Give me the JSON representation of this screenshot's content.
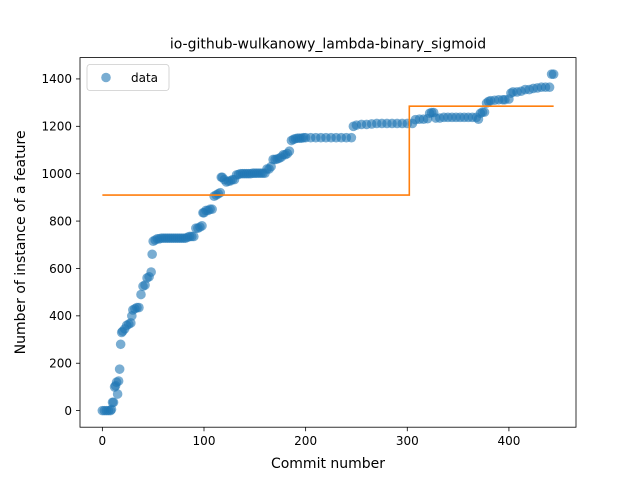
{
  "chart_data": {
    "type": "scatter",
    "title": "io-github-wulkanowy_lambda-binary_sigmoid",
    "xlabel": "Commit number",
    "ylabel": "Number of instance of a feature",
    "xlim": [
      -22,
      466
    ],
    "ylim": [
      -70,
      1490
    ],
    "xticks": [
      0,
      100,
      200,
      300,
      400
    ],
    "yticks": [
      0,
      200,
      400,
      600,
      800,
      1000,
      1200,
      1400
    ],
    "grid": false,
    "legend": {
      "placement": "top-left",
      "entries": [
        "data"
      ]
    },
    "colors": {
      "data": "#1f77b4",
      "fit": "#ff7f0e"
    },
    "series": [
      {
        "name": "data",
        "kind": "scatter",
        "points": [
          [
            0,
            0
          ],
          [
            2,
            0
          ],
          [
            4,
            0
          ],
          [
            6,
            0
          ],
          [
            8,
            0
          ],
          [
            9,
            5
          ],
          [
            10,
            35
          ],
          [
            11,
            35
          ],
          [
            12,
            100
          ],
          [
            13,
            105
          ],
          [
            14,
            120
          ],
          [
            15,
            70
          ],
          [
            16,
            125
          ],
          [
            17,
            175
          ],
          [
            18,
            280
          ],
          [
            19,
            330
          ],
          [
            20,
            335
          ],
          [
            22,
            345
          ],
          [
            24,
            360
          ],
          [
            26,
            365
          ],
          [
            28,
            370
          ],
          [
            29,
            400
          ],
          [
            30,
            425
          ],
          [
            32,
            430
          ],
          [
            34,
            435
          ],
          [
            36,
            435
          ],
          [
            38,
            490
          ],
          [
            40,
            525
          ],
          [
            42,
            530
          ],
          [
            44,
            560
          ],
          [
            46,
            565
          ],
          [
            48,
            585
          ],
          [
            49,
            660
          ],
          [
            50,
            715
          ],
          [
            52,
            720
          ],
          [
            54,
            725
          ],
          [
            56,
            725
          ],
          [
            58,
            728
          ],
          [
            60,
            728
          ],
          [
            62,
            728
          ],
          [
            64,
            728
          ],
          [
            66,
            728
          ],
          [
            68,
            728
          ],
          [
            70,
            728
          ],
          [
            72,
            728
          ],
          [
            74,
            728
          ],
          [
            76,
            728
          ],
          [
            78,
            728
          ],
          [
            80,
            728
          ],
          [
            82,
            728
          ],
          [
            84,
            732
          ],
          [
            86,
            735
          ],
          [
            88,
            735
          ],
          [
            90,
            735
          ],
          [
            92,
            770
          ],
          [
            94,
            770
          ],
          [
            96,
            775
          ],
          [
            98,
            780
          ],
          [
            99,
            835
          ],
          [
            100,
            835
          ],
          [
            102,
            845
          ],
          [
            104,
            845
          ],
          [
            106,
            850
          ],
          [
            108,
            850
          ],
          [
            110,
            905
          ],
          [
            112,
            910
          ],
          [
            114,
            915
          ],
          [
            116,
            920
          ],
          [
            117,
            985
          ],
          [
            118,
            985
          ],
          [
            120,
            975
          ],
          [
            122,
            965
          ],
          [
            124,
            968
          ],
          [
            126,
            970
          ],
          [
            128,
            975
          ],
          [
            130,
            975
          ],
          [
            132,
            995
          ],
          [
            134,
            997
          ],
          [
            136,
            1000
          ],
          [
            138,
            1000
          ],
          [
            140,
            1000
          ],
          [
            142,
            1000
          ],
          [
            144,
            1000
          ],
          [
            146,
            1000
          ],
          [
            148,
            1002
          ],
          [
            150,
            1002
          ],
          [
            152,
            1002
          ],
          [
            154,
            1002
          ],
          [
            156,
            1002
          ],
          [
            158,
            1002
          ],
          [
            160,
            1002
          ],
          [
            162,
            1020
          ],
          [
            164,
            1020
          ],
          [
            166,
            1030
          ],
          [
            168,
            1060
          ],
          [
            170,
            1060
          ],
          [
            172,
            1062
          ],
          [
            174,
            1065
          ],
          [
            176,
            1070
          ],
          [
            178,
            1080
          ],
          [
            180,
            1080
          ],
          [
            182,
            1085
          ],
          [
            184,
            1095
          ],
          [
            186,
            1140
          ],
          [
            188,
            1145
          ],
          [
            190,
            1148
          ],
          [
            192,
            1150
          ],
          [
            194,
            1150
          ],
          [
            196,
            1150
          ],
          [
            198,
            1152
          ],
          [
            200,
            1152
          ],
          [
            205,
            1152
          ],
          [
            210,
            1152
          ],
          [
            215,
            1152
          ],
          [
            220,
            1152
          ],
          [
            225,
            1152
          ],
          [
            230,
            1152
          ],
          [
            235,
            1152
          ],
          [
            240,
            1152
          ],
          [
            245,
            1152
          ],
          [
            247,
            1200
          ],
          [
            250,
            1205
          ],
          [
            255,
            1208
          ],
          [
            260,
            1208
          ],
          [
            265,
            1210
          ],
          [
            270,
            1212
          ],
          [
            275,
            1212
          ],
          [
            280,
            1212
          ],
          [
            285,
            1212
          ],
          [
            290,
            1212
          ],
          [
            295,
            1212
          ],
          [
            300,
            1212
          ],
          [
            305,
            1212
          ],
          [
            308,
            1228
          ],
          [
            312,
            1230
          ],
          [
            316,
            1230
          ],
          [
            320,
            1232
          ],
          [
            322,
            1255
          ],
          [
            324,
            1258
          ],
          [
            326,
            1258
          ],
          [
            328,
            1235
          ],
          [
            332,
            1235
          ],
          [
            336,
            1238
          ],
          [
            340,
            1238
          ],
          [
            344,
            1238
          ],
          [
            348,
            1238
          ],
          [
            352,
            1238
          ],
          [
            356,
            1238
          ],
          [
            360,
            1238
          ],
          [
            364,
            1238
          ],
          [
            368,
            1238
          ],
          [
            370,
            1230
          ],
          [
            372,
            1255
          ],
          [
            374,
            1260
          ],
          [
            376,
            1260
          ],
          [
            378,
            1298
          ],
          [
            380,
            1305
          ],
          [
            382,
            1308
          ],
          [
            386,
            1310
          ],
          [
            390,
            1312
          ],
          [
            394,
            1312
          ],
          [
            396,
            1312
          ],
          [
            400,
            1315
          ],
          [
            402,
            1340
          ],
          [
            404,
            1345
          ],
          [
            408,
            1345
          ],
          [
            412,
            1348
          ],
          [
            416,
            1355
          ],
          [
            420,
            1355
          ],
          [
            424,
            1360
          ],
          [
            428,
            1362
          ],
          [
            432,
            1365
          ],
          [
            436,
            1365
          ],
          [
            440,
            1365
          ],
          [
            442,
            1420
          ],
          [
            444,
            1420
          ]
        ]
      },
      {
        "name": "",
        "kind": "step-line",
        "points": [
          [
            0,
            910
          ],
          [
            302,
            910
          ],
          [
            302,
            1285
          ],
          [
            444,
            1285
          ]
        ]
      }
    ]
  }
}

### TASK REQUIREMENTS
Reproduce the whole listing word for word, setting aside any pictures.

### RESPONSE FOR THIS EXERCISE
Give me the JSON representation of this screenshot's content.
{
  "chart_data": {
    "type": "scatter",
    "title": "io-github-wulkanowy_lambda-binary_sigmoid",
    "xlabel": "Commit number",
    "ylabel": "Number of instance of a feature",
    "xlim": [
      -22,
      466
    ],
    "ylim": [
      -70,
      1490
    ],
    "xticks": [
      0,
      100,
      200,
      300,
      400
    ],
    "yticks": [
      0,
      200,
      400,
      600,
      800,
      1000,
      1200,
      1400
    ],
    "grid": false,
    "legend": {
      "placement": "top-left",
      "entries": [
        "data"
      ]
    },
    "colors": {
      "data": "#1f77b4",
      "fit": "#ff7f0e"
    },
    "series": [
      {
        "name": "data",
        "kind": "scatter",
        "points": [
          [
            0,
            0
          ],
          [
            2,
            0
          ],
          [
            4,
            0
          ],
          [
            6,
            0
          ],
          [
            8,
            0
          ],
          [
            9,
            5
          ],
          [
            10,
            35
          ],
          [
            11,
            35
          ],
          [
            12,
            100
          ],
          [
            13,
            105
          ],
          [
            14,
            120
          ],
          [
            15,
            70
          ],
          [
            16,
            125
          ],
          [
            17,
            175
          ],
          [
            18,
            280
          ],
          [
            19,
            330
          ],
          [
            20,
            335
          ],
          [
            22,
            345
          ],
          [
            24,
            360
          ],
          [
            26,
            365
          ],
          [
            28,
            370
          ],
          [
            29,
            400
          ],
          [
            30,
            425
          ],
          [
            32,
            430
          ],
          [
            34,
            435
          ],
          [
            36,
            435
          ],
          [
            38,
            490
          ],
          [
            40,
            525
          ],
          [
            42,
            530
          ],
          [
            44,
            560
          ],
          [
            46,
            565
          ],
          [
            48,
            585
          ],
          [
            49,
            660
          ],
          [
            50,
            715
          ],
          [
            52,
            720
          ],
          [
            54,
            725
          ],
          [
            56,
            725
          ],
          [
            58,
            728
          ],
          [
            60,
            728
          ],
          [
            62,
            728
          ],
          [
            64,
            728
          ],
          [
            66,
            728
          ],
          [
            68,
            728
          ],
          [
            70,
            728
          ],
          [
            72,
            728
          ],
          [
            74,
            728
          ],
          [
            76,
            728
          ],
          [
            78,
            728
          ],
          [
            80,
            728
          ],
          [
            82,
            728
          ],
          [
            84,
            732
          ],
          [
            86,
            735
          ],
          [
            88,
            735
          ],
          [
            90,
            735
          ],
          [
            92,
            770
          ],
          [
            94,
            770
          ],
          [
            96,
            775
          ],
          [
            98,
            780
          ],
          [
            99,
            835
          ],
          [
            100,
            835
          ],
          [
            102,
            845
          ],
          [
            104,
            845
          ],
          [
            106,
            850
          ],
          [
            108,
            850
          ],
          [
            110,
            905
          ],
          [
            112,
            910
          ],
          [
            114,
            915
          ],
          [
            116,
            920
          ],
          [
            117,
            985
          ],
          [
            118,
            985
          ],
          [
            120,
            975
          ],
          [
            122,
            965
          ],
          [
            124,
            968
          ],
          [
            126,
            970
          ],
          [
            128,
            975
          ],
          [
            130,
            975
          ],
          [
            132,
            995
          ],
          [
            134,
            997
          ],
          [
            136,
            1000
          ],
          [
            138,
            1000
          ],
          [
            140,
            1000
          ],
          [
            142,
            1000
          ],
          [
            144,
            1000
          ],
          [
            146,
            1000
          ],
          [
            148,
            1002
          ],
          [
            150,
            1002
          ],
          [
            152,
            1002
          ],
          [
            154,
            1002
          ],
          [
            156,
            1002
          ],
          [
            158,
            1002
          ],
          [
            160,
            1002
          ],
          [
            162,
            1020
          ],
          [
            164,
            1020
          ],
          [
            166,
            1030
          ],
          [
            168,
            1060
          ],
          [
            170,
            1060
          ],
          [
            172,
            1062
          ],
          [
            174,
            1065
          ],
          [
            176,
            1070
          ],
          [
            178,
            1080
          ],
          [
            180,
            1080
          ],
          [
            182,
            1085
          ],
          [
            184,
            1095
          ],
          [
            186,
            1140
          ],
          [
            188,
            1145
          ],
          [
            190,
            1148
          ],
          [
            192,
            1150
          ],
          [
            194,
            1150
          ],
          [
            196,
            1150
          ],
          [
            198,
            1152
          ],
          [
            200,
            1152
          ],
          [
            205,
            1152
          ],
          [
            210,
            1152
          ],
          [
            215,
            1152
          ],
          [
            220,
            1152
          ],
          [
            225,
            1152
          ],
          [
            230,
            1152
          ],
          [
            235,
            1152
          ],
          [
            240,
            1152
          ],
          [
            245,
            1152
          ],
          [
            247,
            1200
          ],
          [
            250,
            1205
          ],
          [
            255,
            1208
          ],
          [
            260,
            1208
          ],
          [
            265,
            1210
          ],
          [
            270,
            1212
          ],
          [
            275,
            1212
          ],
          [
            280,
            1212
          ],
          [
            285,
            1212
          ],
          [
            290,
            1212
          ],
          [
            295,
            1212
          ],
          [
            300,
            1212
          ],
          [
            305,
            1212
          ],
          [
            308,
            1228
          ],
          [
            312,
            1230
          ],
          [
            316,
            1230
          ],
          [
            320,
            1232
          ],
          [
            322,
            1255
          ],
          [
            324,
            1258
          ],
          [
            326,
            1258
          ],
          [
            328,
            1235
          ],
          [
            332,
            1235
          ],
          [
            336,
            1238
          ],
          [
            340,
            1238
          ],
          [
            344,
            1238
          ],
          [
            348,
            1238
          ],
          [
            352,
            1238
          ],
          [
            356,
            1238
          ],
          [
            360,
            1238
          ],
          [
            364,
            1238
          ],
          [
            368,
            1238
          ],
          [
            370,
            1230
          ],
          [
            372,
            1255
          ],
          [
            374,
            1260
          ],
          [
            376,
            1260
          ],
          [
            378,
            1298
          ],
          [
            380,
            1305
          ],
          [
            382,
            1308
          ],
          [
            386,
            1310
          ],
          [
            390,
            1312
          ],
          [
            394,
            1312
          ],
          [
            396,
            1312
          ],
          [
            400,
            1315
          ],
          [
            402,
            1340
          ],
          [
            404,
            1345
          ],
          [
            408,
            1345
          ],
          [
            412,
            1348
          ],
          [
            416,
            1355
          ],
          [
            420,
            1355
          ],
          [
            424,
            1360
          ],
          [
            428,
            1362
          ],
          [
            432,
            1365
          ],
          [
            436,
            1365
          ],
          [
            440,
            1365
          ],
          [
            442,
            1420
          ],
          [
            444,
            1420
          ]
        ]
      },
      {
        "name": "",
        "kind": "step-line",
        "points": [
          [
            0,
            910
          ],
          [
            302,
            910
          ],
          [
            302,
            1285
          ],
          [
            444,
            1285
          ]
        ]
      }
    ]
  }
}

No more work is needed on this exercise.